Extract each line containing the string "false".

==== Given records

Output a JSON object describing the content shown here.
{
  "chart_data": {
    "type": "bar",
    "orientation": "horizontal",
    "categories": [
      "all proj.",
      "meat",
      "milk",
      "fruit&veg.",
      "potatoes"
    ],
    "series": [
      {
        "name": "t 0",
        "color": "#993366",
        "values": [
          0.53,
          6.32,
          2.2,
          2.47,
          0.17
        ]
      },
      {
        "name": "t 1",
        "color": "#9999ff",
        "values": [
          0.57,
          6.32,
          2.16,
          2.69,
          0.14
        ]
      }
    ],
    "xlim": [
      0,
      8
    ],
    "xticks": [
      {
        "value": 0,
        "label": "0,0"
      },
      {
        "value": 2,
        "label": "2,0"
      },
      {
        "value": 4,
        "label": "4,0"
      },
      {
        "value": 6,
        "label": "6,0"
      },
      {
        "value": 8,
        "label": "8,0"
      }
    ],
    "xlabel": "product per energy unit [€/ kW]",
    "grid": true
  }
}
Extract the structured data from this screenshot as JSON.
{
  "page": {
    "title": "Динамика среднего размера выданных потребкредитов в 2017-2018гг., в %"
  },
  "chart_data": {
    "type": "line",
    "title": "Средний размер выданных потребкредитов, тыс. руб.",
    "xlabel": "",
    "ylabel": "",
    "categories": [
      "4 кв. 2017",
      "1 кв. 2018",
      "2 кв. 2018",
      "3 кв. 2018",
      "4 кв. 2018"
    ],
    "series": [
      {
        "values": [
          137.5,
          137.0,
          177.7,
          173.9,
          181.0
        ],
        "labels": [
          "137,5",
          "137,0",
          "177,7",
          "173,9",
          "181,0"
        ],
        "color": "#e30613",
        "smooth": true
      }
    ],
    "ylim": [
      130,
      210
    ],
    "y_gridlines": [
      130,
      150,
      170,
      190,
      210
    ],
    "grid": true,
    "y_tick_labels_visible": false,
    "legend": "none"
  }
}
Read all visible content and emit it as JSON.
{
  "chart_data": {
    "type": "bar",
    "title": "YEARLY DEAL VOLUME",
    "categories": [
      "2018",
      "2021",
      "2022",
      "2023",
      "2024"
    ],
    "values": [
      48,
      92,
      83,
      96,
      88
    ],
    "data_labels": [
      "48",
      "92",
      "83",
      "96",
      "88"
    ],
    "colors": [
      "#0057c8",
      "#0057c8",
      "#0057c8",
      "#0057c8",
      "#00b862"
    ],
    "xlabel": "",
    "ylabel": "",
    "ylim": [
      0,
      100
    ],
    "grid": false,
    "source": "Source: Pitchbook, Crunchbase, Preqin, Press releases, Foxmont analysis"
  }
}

========

| Response for this exercise |
    "y_tick_labels_visible": false,
    "grid": false,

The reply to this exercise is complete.